==== Provided information ====
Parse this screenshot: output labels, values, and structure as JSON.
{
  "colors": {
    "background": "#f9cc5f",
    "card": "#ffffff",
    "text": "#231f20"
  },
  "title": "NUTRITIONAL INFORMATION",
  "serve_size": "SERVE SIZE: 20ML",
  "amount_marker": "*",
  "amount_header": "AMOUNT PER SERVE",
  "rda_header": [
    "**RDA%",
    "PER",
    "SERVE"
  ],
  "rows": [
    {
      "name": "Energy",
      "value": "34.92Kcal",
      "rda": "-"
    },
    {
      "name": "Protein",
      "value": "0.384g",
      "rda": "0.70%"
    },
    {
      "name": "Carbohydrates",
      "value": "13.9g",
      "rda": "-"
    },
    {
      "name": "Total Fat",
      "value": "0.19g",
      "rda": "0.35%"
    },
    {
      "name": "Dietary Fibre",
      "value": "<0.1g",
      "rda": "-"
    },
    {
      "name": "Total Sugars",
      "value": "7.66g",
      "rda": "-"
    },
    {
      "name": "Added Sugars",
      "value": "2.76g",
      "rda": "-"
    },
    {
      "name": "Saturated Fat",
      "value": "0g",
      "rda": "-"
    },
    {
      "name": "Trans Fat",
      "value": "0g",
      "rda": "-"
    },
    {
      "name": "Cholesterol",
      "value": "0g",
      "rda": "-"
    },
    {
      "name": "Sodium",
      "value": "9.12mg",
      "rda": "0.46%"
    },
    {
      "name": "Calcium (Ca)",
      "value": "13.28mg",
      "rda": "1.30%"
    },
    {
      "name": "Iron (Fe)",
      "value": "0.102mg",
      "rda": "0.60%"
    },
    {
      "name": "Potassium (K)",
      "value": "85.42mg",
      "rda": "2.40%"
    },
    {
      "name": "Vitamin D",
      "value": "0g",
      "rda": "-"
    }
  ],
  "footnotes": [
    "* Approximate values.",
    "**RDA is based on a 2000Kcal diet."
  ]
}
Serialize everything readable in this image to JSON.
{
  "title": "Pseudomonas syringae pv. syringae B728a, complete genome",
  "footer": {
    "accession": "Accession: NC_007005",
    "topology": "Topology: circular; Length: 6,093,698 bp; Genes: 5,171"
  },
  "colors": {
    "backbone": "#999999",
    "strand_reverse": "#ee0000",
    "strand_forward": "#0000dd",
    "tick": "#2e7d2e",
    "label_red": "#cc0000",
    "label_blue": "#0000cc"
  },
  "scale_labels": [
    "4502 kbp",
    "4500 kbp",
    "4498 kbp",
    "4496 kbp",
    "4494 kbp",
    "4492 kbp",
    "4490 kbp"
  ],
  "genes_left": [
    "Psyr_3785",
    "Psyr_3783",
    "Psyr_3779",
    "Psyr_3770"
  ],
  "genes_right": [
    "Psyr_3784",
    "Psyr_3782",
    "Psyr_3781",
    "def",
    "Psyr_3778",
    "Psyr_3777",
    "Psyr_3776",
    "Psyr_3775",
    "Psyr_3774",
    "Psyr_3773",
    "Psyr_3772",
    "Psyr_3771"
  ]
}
====
**Work task**: Retype each line above with no alterations.

**Exercise response**:
Parse this screenshot: output labels, values, and structure as JSON.
{
  "colors": {
    "background": "#f9cc5f",
    "card": "#ffffff",
    "text": "#231f20"
  },
  "title": "NUTRITIONAL INFORMATION",
  "serve_size": "SERVE SIZE: 20ML",
  "amount_marker": "*",
  "amount_header": "AMOUNT PER SERVE",
  "rda_header": [
    "**RDA%",
    "PER",
    "SERVE"
  ],
  "rows": [
    {
      "name": "Energy",
      "value": "34.92Kcal",
      "rda": "-"
    },
    {
      "name": "Protein",
      "value": "0.384g",
      "rda": "0.70%"
    },
    {
      "name": "Carbohydrates",
      "value": "13.9g",
      "rda": "-"
    },
    {
      "name": "Total Fat",
      "value": "0.19g",
      "rda": "0.35%"
    },
    {
      "name": "Dietary Fibre",
      "value": "<0.1g",
      "rda": "-"
    },
    {
      "name": "Total Sugars",
      "value": "7.66g",
      "rda": "-"
    },
    {
      "name": "Added Sugars",
      "value": "2.76g",
      "rda": "-"
    },
    {
      "name": "Saturated Fat",
      "value": "0g",
      "rda": "-"
    },
    {
      "name": "Trans Fat",
      "value": "0g",
      "rda": "-"
    },
    {
      "name": "Cholesterol",
      "value": "0g",
      "rda": "-"
    },
    {
      "name": "Sodium",
      "value": "9.12mg",
      "rda": "0.46%"
    },
    {
      "name": "Calcium (Ca)",
      "value": "13.28mg",
      "rda": "1.30%"
    },
    {
      "name": "Iron (Fe)",
      "value": "0.102mg",
      "rda": "0.60%"
    },
    {
      "name": "Potassium (K)",
      "value": "85.42mg",
      "rda": "2.40%"
    },
    {
      "name": "Vitamin D",
      "value": "0g",
      "rda": "-"
    }
  ],
  "footnotes": [
    "* Approximate values.",
    "**RDA is based on a 2000Kcal diet."
  ]
}
Serialize everything readable in this image to JSON.
{
  "title": "Pseudomonas syringae pv. syringae B728a, complete genome",
  "footer": {
    "accession": "Accession: NC_007005",
    "topology": "Topology: circular; Length: 6,093,698 bp; Genes: 5,171"
  },
  "colors": {
    "backbone": "#999999",
    "strand_reverse": "#ee0000",
    "strand_forward": "#0000dd",
    "tick": "#2e7d2e",
    "label_red": "#cc0000",
    "label_blue": "#0000cc"
  },
  "scale_labels": [
    "4502 kbp",
    "4500 kbp",
    "4498 kbp",
    "4496 kbp",
    "4494 kbp",
    "4492 kbp",
    "4490 kbp"
  ],
  "genes_left": [
    "Psyr_3785",
    "Psyr_3783",
    "Psyr_3779",
    "Psyr_3770"
  ],
  "genes_right": [
    "Psyr_3784",
    "Psyr_3782",
    "Psyr_3781",
    "def",
    "Psyr_3778",
    "Psyr_3777",
    "Psyr_3776",
    "Psyr_3775",
    "Psyr_3774",
    "Psyr_3773",
    "Psyr_3772",
    "Psyr_3771"
  ]
}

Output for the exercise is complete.